* **EXERCISE MATERIAL**:
^^^^^^^^

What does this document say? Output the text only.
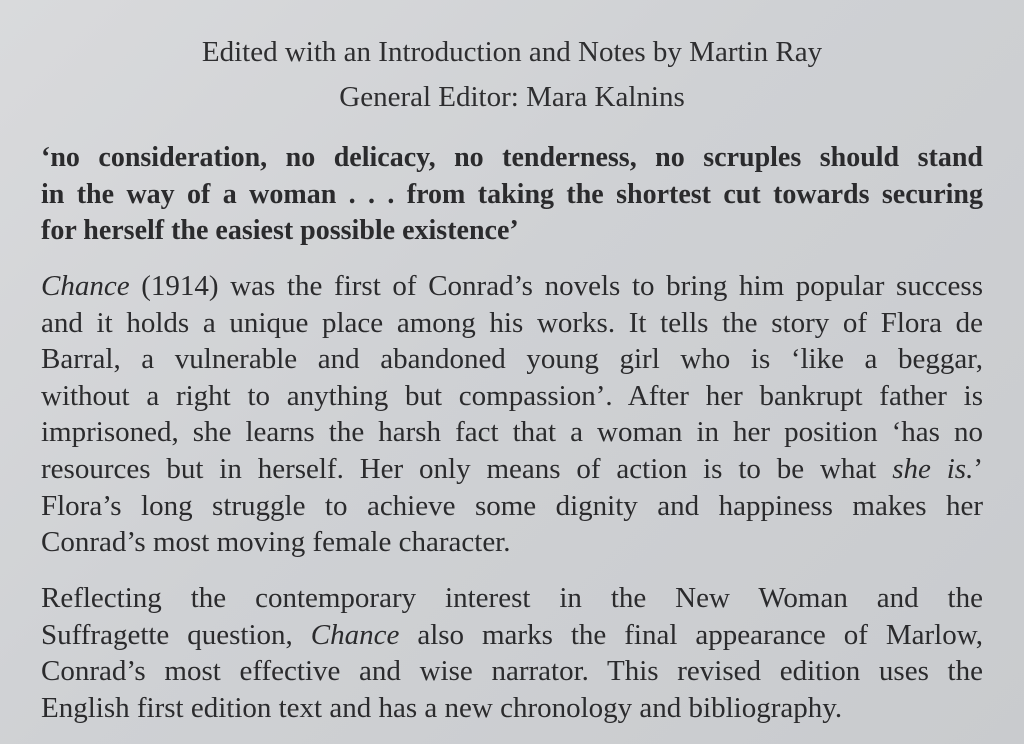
Edited with an Introduction and Notes by Martin Ray
General Editor: Mara Kalnins

‘no consideration, no delicacy, no tenderness, no scruples should stand
in the way of a woman . . . from taking the shortest cut towards securing
for herself the easiest possible existence’

Chance (1914) was the first of Conrad’s novels to bring him popular success
and it holds a unique place among his works. It tells the story of Flora de
Barral, a vulnerable and abandoned young girl who is ‘like a beggar,
without a right to anything but compassion’. After her bankrupt father is
imprisoned, she learns the harsh fact that a woman in her position ‘has no
resources but in herself. Her only means of action is to be what she is.’
Flora’s long struggle to achieve some dignity and happiness makes her
Conrad’s most moving female character.

Reflecting the contemporary interest in the New Woman and the
Suffragette question, Chance also marks the final appearance of Marlow,
Conrad’s most effective and wise narrator. This revised edition uses the
English first edition text and has a new chronology and bibliography.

^^^^^^^^

* **REQUIREMENT**: Return all of the entries word for word, but omit the pictures.

* **FINAL RESULT**:
What does this document say? Output the text only.
Edited with an Introduction and Notes by Martin Ray
General Editor: Mara Kalnins

‘no consideration, no delicacy, no tenderness, no scruples should stand
in the way of a woman . . . from taking the shortest cut towards securing
for herself the easiest possible existence’

Chance (1914) was the first of Conrad’s novels to bring him popular success
and it holds a unique place among his works. It tells the story of Flora de
Barral, a vulnerable and abandoned young girl who is ‘like a beggar,
without a right to anything but compassion’. After her bankrupt father is
imprisoned, she learns the harsh fact that a woman in her position ‘has no
resources but in herself. Her only means of action is to be what she is.’
Flora’s long struggle to achieve some dignity and happiness makes her
Conrad’s most moving female character.

Reflecting the contemporary interest in the New Woman and the
Suffragette question, Chance also marks the final appearance of Marlow,
Conrad’s most effective and wise narrator. This revised edition uses the
English first edition text and has a new chronology and bibliography.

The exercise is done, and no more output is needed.